**Given information**

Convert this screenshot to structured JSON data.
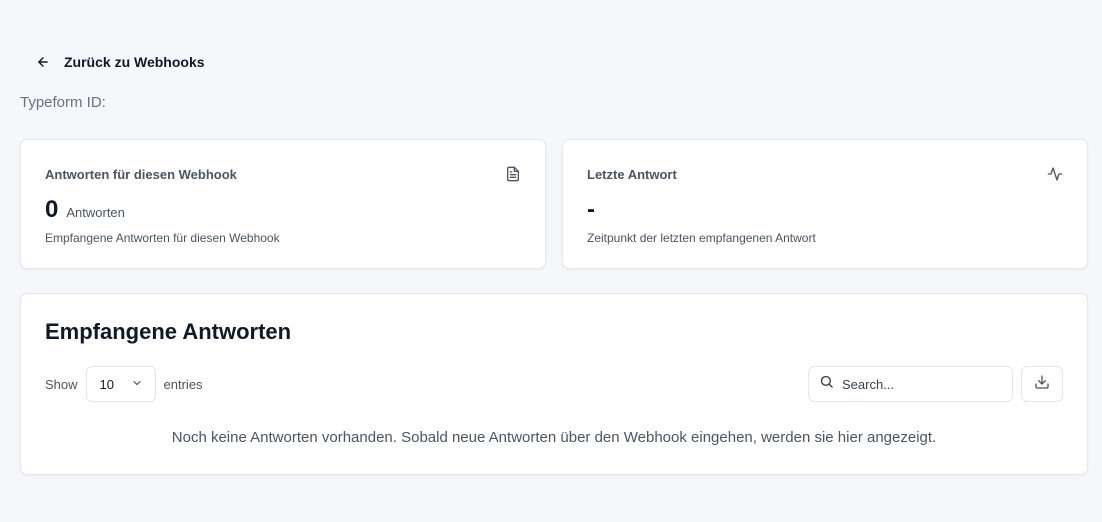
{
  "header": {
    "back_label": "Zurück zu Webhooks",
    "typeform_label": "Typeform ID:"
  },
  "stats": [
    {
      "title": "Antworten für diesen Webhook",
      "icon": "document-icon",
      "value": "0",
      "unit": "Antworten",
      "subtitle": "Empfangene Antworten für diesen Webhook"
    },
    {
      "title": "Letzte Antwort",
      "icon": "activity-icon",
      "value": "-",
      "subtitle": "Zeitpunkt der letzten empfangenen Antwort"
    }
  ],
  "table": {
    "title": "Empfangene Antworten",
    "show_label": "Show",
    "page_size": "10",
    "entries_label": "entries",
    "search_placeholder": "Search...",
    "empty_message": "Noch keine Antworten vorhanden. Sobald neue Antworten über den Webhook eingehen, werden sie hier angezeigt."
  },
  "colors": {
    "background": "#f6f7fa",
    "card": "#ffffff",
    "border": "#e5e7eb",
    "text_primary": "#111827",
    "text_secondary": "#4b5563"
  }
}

**Objective**
Give the number of lines in the records that contain the string "icon", and nothing besides.

**Final result**
2